:: Records for the exercise

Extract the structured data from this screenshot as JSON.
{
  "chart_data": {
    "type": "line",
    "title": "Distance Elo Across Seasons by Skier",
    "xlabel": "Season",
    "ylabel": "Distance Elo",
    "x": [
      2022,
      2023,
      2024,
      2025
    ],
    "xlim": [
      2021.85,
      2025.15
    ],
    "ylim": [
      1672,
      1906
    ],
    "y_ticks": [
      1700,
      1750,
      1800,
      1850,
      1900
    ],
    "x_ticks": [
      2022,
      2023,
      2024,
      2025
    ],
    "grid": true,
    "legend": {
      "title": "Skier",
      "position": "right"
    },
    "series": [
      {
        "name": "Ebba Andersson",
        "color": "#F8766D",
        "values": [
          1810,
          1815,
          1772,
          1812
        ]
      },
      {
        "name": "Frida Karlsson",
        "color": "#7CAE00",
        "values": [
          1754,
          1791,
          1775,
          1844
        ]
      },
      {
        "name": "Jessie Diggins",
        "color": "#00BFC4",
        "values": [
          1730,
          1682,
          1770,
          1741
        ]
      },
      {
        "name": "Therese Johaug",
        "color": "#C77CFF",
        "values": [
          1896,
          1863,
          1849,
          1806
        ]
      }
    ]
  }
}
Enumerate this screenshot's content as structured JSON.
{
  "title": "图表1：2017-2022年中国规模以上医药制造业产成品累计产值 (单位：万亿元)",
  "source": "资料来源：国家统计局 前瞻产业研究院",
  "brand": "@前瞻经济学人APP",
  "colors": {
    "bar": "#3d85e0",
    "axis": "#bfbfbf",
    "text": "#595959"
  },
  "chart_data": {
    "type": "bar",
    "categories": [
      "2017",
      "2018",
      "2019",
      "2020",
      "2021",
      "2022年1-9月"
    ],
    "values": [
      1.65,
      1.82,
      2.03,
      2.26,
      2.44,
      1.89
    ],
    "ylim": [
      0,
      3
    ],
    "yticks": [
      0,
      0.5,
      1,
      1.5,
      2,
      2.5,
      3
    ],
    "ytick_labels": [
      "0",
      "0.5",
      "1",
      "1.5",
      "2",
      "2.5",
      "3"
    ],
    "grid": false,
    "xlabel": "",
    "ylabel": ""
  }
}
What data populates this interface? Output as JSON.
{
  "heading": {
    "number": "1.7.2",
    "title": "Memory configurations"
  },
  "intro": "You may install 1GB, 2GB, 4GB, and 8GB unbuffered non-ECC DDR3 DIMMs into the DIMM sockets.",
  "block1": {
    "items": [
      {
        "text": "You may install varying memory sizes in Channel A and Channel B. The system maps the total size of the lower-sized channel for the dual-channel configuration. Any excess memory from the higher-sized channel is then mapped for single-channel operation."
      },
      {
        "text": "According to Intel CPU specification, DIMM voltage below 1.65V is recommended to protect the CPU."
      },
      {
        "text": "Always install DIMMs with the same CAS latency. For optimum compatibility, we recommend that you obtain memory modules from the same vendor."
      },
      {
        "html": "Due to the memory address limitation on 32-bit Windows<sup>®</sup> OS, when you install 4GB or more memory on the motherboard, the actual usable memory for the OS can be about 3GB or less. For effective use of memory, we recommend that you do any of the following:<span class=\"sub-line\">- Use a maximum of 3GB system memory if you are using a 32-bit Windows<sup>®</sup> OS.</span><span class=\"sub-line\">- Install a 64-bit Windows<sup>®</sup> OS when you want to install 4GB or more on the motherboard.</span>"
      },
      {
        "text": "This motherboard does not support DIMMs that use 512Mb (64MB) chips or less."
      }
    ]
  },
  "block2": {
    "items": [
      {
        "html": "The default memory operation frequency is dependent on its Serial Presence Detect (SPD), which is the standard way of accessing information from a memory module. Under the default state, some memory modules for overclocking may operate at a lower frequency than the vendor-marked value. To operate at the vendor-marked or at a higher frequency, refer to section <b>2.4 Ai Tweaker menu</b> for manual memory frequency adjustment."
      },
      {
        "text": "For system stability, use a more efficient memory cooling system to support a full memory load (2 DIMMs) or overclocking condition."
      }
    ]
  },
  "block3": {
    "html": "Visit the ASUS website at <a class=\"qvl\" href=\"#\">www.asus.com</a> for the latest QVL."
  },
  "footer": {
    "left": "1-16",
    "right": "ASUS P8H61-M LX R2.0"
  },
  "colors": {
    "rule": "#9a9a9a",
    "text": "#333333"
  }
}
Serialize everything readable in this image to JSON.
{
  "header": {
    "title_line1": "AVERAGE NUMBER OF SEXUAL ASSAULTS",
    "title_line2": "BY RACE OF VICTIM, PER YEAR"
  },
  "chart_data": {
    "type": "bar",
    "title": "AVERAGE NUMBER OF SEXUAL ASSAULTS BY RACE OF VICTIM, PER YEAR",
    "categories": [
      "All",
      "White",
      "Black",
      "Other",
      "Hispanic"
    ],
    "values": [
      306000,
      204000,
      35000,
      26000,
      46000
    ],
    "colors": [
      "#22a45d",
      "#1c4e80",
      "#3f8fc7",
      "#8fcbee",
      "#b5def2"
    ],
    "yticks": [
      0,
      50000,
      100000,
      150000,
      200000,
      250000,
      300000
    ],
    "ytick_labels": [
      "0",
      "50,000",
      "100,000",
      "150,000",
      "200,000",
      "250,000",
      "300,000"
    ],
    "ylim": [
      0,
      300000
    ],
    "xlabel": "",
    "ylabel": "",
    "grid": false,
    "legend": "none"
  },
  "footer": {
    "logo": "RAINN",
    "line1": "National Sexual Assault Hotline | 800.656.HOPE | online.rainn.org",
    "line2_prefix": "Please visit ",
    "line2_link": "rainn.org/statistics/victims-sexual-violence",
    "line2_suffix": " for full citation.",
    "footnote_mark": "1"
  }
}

::::

What is needed: Every line of the data above should be reproduced word for word.

Response:
Extract the structured data from this screenshot as JSON.
{
  "chart_data": {
    "type": "line",
    "title": "Distance Elo Across Seasons by Skier",
    "xlabel": "Season",
    "ylabel": "Distance Elo",
    "x": [
      2022,
      2023,
      2024,
      2025
    ],
    "xlim": [
      2021.85,
      2025.15
    ],
    "ylim": [
      1672,
      1906
    ],
    "y_ticks": [
      1700,
      1750,
      1800,
      1850,
      1900
    ],
    "x_ticks": [
      2022,
      2023,
      2024,
      2025
    ],
    "grid": true,
    "legend": {
      "title": "Skier",
      "position": "right"
    },
    "series": [
      {
        "name": "Ebba Andersson",
        "color": "#F8766D",
        "values": [
          1810,
          1815,
          1772,
          1812
        ]
      },
      {
        "name": "Frida Karlsson",
        "color": "#7CAE00",
        "values": [
          1754,
          1791,
          1775,
          1844
        ]
      },
      {
        "name": "Jessie Diggins",
        "color": "#00BFC4",
        "values": [
          1730,
          1682,
          1770,
          1741
        ]
      },
      {
        "name": "Therese Johaug",
        "color": "#C77CFF",
        "values": [
          1896,
          1863,
          1849,
          1806
        ]
      }
    ]
  }
}
Enumerate this screenshot's content as structured JSON.
{
  "title": "图表1：2017-2022年中国规模以上医药制造业产成品累计产值 (单位：万亿元)",
  "source": "资料来源：国家统计局 前瞻产业研究院",
  "brand": "@前瞻经济学人APP",
  "colors": {
    "bar": "#3d85e0",
    "axis": "#bfbfbf",
    "text": "#595959"
  },
  "chart_data": {
    "type": "bar",
    "categories": [
      "2017",
      "2018",
      "2019",
      "2020",
      "2021",
      "2022年1-9月"
    ],
    "values": [
      1.65,
      1.82,
      2.03,
      2.26,
      2.44,
      1.89
    ],
    "ylim": [
      0,
      3
    ],
    "yticks": [
      0,
      0.5,
      1,
      1.5,
      2,
      2.5,
      3
    ],
    "ytick_labels": [
      "0",
      "0.5",
      "1",
      "1.5",
      "2",
      "2.5",
      "3"
    ],
    "grid": false,
    "xlabel": "",
    "ylabel": ""
  }
}
What data populates this interface? Output as JSON.
{
  "heading": {
    "number": "1.7.2",
    "title": "Memory configurations"
  },
  "intro": "You may install 1GB, 2GB, 4GB, and 8GB unbuffered non-ECC DDR3 DIMMs into the DIMM sockets.",
  "block1": {
    "items": [
      {
        "text": "You may install varying memory sizes in Channel A and Channel B. The system maps the total size of the lower-sized channel for the dual-channel configuration. Any excess memory from the higher-sized channel is then mapped for single-channel operation."
      },
      {
        "text": "According to Intel CPU specification, DIMM voltage below 1.65V is recommended to protect the CPU."
      },
      {
        "text": "Always install DIMMs with the same CAS latency. For optimum compatibility, we recommend that you obtain memory modules from the same vendor."
      },
      {
        "html": "Due to the memory address limitation on 32-bit Windows<sup>®</sup> OS, when you install 4GB or more memory on the motherboard, the actual usable memory for the OS can be about 3GB or less. For effective use of memory, we recommend that you do any of the following:<span class=\"sub-line\">- Use a maximum of 3GB system memory if you are using a 32-bit Windows<sup>®</sup> OS.</span><span class=\"sub-line\">- Install a 64-bit Windows<sup>®</sup> OS when you want to install 4GB or more on the motherboard.</span>"
      },
      {
        "text": "This motherboard does not support DIMMs that use 512Mb (64MB) chips or less."
      }
    ]
  },
  "block2": {
    "items": [
      {
        "html": "The default memory operation frequency is dependent on its Serial Presence Detect (SPD), which is the standard way of accessing information from a memory module. Under the default state, some memory modules for overclocking may operate at a lower frequency than the vendor-marked value. To operate at the vendor-marked or at a higher frequency, refer to section <b>2.4 Ai Tweaker menu</b> for manual memory frequency adjustment."
      },
      {
        "text": "For system stability, use a more efficient memory cooling system to support a full memory load (2 DIMMs) or overclocking condition."
      }
    ]
  },
  "block3": {
    "html": "Visit the ASUS website at <a class=\"qvl\" href=\"#\">www.asus.com</a> for the latest QVL."
  },
  "footer": {
    "left": "1-16",
    "right": "ASUS P8H61-M LX R2.0"
  },
  "colors": {
    "rule": "#9a9a9a",
    "text": "#333333"
  }
}
Serialize everything readable in this image to JSON.
{
  "header": {
    "title_line1": "AVERAGE NUMBER OF SEXUAL ASSAULTS",
    "title_line2": "BY RACE OF VICTIM, PER YEAR"
  },
  "chart_data": {
    "type": "bar",
    "title": "AVERAGE NUMBER OF SEXUAL ASSAULTS BY RACE OF VICTIM, PER YEAR",
    "categories": [
      "All",
      "White",
      "Black",
      "Other",
      "Hispanic"
    ],
    "values": [
      306000,
      204000,
      35000,
      26000,
      46000
    ],
    "colors": [
      "#22a45d",
      "#1c4e80",
      "#3f8fc7",
      "#8fcbee",
      "#b5def2"
    ],
    "yticks": [
      0,
      50000,
      100000,
      150000,
      200000,
      250000,
      300000
    ],
    "ytick_labels": [
      "0",
      "50,000",
      "100,000",
      "150,000",
      "200,000",
      "250,000",
      "300,000"
    ],
    "ylim": [
      0,
      300000
    ],
    "xlabel": "",
    "ylabel": "",
    "grid": false,
    "legend": "none"
  },
  "footer": {
    "logo": "RAINN",
    "line1": "National Sexual Assault Hotline | 800.656.HOPE | online.rainn.org",
    "line2_prefix": "Please visit ",
    "line2_link": "rainn.org/statistics/victims-sexual-violence",
    "line2_suffix": " for full citation.",
    "footnote_mark": "1"
  }
}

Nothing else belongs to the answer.